■ YOUR OBJECTIVE
Your task is to count the lines of the entries below that include the word "Center" and to give only the resulting number.

Structured figure records
********************

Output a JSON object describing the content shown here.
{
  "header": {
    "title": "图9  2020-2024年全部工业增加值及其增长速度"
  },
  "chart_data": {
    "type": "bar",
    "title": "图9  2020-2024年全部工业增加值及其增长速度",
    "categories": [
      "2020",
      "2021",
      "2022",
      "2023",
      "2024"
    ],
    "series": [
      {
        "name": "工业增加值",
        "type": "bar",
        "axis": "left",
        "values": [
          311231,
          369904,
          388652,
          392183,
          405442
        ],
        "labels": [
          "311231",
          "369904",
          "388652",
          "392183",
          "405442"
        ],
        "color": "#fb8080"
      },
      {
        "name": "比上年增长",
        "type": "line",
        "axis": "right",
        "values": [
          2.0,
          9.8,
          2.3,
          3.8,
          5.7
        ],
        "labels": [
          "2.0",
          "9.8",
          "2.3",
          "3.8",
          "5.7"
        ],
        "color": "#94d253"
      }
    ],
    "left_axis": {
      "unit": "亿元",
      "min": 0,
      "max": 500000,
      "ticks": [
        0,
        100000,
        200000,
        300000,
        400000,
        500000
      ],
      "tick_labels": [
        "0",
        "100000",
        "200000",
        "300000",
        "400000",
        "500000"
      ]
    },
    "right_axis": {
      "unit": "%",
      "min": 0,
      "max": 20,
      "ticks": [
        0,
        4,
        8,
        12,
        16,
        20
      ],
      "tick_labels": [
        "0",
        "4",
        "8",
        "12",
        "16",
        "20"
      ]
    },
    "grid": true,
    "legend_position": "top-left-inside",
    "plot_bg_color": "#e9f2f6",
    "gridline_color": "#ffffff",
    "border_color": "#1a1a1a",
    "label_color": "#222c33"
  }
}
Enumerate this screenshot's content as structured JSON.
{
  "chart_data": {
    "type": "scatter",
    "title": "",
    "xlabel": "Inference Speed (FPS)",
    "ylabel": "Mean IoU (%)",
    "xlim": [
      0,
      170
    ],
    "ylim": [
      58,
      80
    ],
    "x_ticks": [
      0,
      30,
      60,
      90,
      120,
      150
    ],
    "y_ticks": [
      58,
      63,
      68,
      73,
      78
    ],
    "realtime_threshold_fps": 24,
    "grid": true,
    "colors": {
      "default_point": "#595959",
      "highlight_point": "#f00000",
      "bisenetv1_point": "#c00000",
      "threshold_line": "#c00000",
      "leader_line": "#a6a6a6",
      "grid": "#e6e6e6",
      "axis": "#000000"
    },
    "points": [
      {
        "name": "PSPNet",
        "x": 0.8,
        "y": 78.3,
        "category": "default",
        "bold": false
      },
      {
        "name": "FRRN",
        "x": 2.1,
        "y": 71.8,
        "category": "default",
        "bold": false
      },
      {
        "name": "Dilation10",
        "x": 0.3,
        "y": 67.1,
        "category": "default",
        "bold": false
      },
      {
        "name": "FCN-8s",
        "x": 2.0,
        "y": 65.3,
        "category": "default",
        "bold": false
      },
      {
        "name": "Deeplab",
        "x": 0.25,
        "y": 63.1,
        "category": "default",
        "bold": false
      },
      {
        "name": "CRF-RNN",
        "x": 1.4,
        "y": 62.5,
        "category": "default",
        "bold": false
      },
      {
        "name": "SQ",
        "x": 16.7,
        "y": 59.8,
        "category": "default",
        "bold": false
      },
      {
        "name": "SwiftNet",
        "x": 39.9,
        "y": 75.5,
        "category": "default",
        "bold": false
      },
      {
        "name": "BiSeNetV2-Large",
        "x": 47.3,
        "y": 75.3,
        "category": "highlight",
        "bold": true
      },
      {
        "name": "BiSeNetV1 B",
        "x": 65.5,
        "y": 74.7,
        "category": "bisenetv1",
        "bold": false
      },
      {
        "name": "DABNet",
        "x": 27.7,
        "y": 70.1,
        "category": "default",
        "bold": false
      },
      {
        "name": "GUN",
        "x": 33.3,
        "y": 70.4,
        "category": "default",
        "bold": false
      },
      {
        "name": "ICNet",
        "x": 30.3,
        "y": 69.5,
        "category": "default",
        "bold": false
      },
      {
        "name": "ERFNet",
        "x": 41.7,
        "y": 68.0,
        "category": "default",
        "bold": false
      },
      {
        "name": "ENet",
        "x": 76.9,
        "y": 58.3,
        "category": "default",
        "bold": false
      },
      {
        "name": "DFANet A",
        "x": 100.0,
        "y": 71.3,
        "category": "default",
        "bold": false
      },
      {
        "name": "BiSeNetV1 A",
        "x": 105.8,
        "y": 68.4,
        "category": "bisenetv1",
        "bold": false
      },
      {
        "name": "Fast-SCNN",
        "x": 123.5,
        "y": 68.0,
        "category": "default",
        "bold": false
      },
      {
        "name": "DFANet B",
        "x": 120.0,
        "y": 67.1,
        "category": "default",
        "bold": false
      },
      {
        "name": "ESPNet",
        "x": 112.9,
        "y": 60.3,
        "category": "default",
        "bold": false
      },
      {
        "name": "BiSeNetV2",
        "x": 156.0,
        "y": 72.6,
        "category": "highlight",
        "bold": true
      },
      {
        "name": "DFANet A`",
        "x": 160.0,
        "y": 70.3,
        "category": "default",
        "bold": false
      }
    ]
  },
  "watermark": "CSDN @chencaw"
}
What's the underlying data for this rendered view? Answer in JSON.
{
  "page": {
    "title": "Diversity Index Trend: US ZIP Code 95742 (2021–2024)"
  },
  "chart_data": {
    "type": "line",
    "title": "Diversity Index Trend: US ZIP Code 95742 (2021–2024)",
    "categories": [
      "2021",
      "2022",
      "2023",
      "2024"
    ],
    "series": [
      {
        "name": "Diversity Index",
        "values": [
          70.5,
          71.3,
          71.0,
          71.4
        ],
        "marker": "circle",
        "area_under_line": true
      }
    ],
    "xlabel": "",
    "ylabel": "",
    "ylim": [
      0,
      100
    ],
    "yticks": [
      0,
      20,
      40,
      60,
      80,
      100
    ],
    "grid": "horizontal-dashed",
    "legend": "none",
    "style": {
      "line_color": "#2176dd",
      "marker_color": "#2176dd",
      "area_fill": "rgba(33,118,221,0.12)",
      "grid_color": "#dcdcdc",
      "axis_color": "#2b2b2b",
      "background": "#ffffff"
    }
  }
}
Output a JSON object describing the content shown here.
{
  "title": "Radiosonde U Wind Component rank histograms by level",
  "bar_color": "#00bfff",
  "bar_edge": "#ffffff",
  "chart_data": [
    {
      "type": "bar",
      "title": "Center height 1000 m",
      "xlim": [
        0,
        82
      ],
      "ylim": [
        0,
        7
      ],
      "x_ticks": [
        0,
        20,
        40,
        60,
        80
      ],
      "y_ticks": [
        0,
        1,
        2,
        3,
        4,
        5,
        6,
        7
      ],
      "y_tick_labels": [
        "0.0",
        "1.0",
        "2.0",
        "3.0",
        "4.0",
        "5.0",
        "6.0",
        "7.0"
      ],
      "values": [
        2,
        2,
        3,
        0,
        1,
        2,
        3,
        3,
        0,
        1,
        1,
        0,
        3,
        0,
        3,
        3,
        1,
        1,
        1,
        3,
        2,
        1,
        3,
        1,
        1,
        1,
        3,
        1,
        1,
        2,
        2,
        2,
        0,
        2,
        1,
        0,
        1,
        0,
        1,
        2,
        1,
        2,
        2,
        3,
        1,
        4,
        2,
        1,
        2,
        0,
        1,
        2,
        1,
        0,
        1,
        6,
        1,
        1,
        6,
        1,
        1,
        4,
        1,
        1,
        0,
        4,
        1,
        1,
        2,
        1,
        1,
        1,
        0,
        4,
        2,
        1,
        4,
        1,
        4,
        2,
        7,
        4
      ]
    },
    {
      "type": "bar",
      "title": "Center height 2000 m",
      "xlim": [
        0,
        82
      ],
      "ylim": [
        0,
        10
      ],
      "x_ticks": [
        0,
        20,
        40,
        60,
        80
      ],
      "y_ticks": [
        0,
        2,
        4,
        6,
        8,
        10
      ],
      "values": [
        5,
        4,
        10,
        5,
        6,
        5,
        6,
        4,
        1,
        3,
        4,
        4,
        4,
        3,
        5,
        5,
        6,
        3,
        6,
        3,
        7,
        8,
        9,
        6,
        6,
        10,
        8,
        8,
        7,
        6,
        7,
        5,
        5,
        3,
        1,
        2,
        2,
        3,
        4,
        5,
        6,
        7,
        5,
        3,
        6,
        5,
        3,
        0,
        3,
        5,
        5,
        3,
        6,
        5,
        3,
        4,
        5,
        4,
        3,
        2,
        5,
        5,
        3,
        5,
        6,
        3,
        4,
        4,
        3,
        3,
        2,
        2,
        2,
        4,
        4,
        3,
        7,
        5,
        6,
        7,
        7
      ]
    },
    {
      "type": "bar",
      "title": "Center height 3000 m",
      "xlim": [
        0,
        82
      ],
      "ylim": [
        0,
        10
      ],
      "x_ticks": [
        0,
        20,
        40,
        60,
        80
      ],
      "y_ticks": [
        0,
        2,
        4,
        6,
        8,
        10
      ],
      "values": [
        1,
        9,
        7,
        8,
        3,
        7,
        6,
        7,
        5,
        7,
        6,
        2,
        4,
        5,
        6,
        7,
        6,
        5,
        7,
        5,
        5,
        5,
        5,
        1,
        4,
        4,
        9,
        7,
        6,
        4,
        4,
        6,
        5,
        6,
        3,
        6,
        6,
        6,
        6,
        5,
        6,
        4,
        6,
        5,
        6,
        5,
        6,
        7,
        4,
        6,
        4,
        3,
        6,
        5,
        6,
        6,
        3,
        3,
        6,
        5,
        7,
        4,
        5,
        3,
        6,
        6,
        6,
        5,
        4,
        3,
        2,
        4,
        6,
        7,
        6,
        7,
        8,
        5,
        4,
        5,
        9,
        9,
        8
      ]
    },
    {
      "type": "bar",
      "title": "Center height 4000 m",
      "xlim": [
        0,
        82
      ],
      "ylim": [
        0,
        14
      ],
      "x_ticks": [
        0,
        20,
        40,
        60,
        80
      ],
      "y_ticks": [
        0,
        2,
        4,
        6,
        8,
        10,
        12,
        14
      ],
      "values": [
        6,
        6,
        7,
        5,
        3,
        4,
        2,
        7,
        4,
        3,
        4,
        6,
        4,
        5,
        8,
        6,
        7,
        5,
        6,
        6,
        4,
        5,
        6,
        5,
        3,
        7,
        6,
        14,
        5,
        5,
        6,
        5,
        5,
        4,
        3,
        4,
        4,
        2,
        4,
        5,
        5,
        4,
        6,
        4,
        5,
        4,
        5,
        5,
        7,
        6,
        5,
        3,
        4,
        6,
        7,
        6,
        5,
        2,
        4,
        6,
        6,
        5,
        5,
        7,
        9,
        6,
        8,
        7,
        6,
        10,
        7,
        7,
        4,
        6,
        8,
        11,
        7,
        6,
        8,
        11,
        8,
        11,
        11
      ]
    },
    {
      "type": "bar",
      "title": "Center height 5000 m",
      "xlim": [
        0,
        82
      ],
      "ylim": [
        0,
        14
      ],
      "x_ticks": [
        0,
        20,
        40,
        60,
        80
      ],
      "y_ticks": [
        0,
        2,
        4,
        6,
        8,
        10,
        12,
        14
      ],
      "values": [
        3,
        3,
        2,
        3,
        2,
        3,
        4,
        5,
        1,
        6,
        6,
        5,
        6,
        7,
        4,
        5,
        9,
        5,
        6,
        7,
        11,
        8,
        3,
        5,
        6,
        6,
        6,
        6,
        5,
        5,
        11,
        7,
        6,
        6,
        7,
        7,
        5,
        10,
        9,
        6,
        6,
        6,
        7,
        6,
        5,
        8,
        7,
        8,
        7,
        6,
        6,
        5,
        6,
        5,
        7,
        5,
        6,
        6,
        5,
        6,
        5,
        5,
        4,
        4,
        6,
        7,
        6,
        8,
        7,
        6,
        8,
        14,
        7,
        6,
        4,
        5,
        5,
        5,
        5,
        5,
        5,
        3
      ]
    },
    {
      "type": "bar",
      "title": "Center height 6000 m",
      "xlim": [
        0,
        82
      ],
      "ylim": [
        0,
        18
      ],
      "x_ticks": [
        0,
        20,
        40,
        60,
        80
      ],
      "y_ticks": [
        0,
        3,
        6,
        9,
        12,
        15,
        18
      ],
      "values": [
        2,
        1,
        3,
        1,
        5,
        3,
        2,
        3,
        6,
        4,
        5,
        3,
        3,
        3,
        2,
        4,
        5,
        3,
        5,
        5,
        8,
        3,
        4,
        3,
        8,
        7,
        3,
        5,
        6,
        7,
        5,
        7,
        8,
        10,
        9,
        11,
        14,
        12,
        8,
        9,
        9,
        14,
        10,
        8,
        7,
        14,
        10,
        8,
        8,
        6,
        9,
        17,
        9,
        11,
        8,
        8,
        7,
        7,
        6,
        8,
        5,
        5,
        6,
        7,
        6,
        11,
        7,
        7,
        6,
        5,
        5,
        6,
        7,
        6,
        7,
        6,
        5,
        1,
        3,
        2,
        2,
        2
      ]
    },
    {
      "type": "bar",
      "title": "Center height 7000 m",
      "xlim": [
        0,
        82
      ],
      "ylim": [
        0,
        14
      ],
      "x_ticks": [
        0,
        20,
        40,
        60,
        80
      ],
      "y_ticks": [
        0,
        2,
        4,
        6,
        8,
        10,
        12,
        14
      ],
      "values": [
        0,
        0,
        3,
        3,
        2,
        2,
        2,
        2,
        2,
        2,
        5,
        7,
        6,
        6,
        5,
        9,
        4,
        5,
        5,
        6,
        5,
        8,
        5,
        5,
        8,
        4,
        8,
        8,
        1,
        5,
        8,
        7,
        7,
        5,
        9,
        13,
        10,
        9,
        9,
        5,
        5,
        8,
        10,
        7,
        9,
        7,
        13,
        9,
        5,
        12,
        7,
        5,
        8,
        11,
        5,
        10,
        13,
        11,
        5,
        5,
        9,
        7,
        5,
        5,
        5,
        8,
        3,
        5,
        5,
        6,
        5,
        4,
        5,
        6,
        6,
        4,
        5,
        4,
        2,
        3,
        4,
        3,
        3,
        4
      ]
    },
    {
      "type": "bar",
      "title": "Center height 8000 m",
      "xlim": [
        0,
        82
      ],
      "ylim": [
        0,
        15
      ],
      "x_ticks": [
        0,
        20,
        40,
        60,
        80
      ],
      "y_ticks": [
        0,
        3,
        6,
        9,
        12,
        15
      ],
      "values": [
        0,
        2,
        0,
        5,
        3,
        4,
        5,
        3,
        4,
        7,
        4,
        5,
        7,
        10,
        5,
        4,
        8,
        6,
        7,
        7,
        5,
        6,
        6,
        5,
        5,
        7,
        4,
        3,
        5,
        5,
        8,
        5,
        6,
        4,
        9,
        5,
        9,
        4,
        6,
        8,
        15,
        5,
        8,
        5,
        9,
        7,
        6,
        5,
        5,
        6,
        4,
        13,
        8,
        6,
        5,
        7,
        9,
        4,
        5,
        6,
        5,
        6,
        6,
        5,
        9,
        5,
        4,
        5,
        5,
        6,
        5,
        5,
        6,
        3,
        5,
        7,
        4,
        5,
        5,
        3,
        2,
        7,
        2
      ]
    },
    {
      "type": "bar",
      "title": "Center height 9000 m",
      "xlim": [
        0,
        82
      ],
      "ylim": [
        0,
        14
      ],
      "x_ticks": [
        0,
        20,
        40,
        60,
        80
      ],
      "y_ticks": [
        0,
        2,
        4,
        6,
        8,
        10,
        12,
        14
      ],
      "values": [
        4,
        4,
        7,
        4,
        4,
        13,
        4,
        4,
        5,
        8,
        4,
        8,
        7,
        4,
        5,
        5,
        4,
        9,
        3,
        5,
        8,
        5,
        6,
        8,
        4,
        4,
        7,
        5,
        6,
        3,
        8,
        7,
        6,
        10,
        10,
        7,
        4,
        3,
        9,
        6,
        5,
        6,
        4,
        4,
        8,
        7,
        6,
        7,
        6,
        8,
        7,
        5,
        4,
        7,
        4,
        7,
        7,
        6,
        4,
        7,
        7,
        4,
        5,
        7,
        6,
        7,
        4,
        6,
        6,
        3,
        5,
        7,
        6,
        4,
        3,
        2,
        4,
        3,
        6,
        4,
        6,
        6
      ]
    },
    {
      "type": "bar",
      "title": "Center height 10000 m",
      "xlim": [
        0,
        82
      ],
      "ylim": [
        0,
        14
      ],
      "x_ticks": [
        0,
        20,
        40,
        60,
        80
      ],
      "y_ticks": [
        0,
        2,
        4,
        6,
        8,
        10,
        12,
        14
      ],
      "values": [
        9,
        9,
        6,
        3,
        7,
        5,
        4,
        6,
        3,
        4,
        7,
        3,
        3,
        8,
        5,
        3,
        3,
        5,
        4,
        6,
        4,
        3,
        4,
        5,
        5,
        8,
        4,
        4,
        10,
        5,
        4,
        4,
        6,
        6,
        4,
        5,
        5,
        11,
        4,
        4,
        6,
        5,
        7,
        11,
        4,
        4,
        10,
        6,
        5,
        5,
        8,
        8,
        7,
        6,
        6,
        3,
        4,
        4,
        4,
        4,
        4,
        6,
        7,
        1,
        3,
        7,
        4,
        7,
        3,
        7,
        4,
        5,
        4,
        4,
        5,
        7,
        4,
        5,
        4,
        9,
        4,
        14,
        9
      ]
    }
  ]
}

********************

■ ANSWER TO THIS TASK
10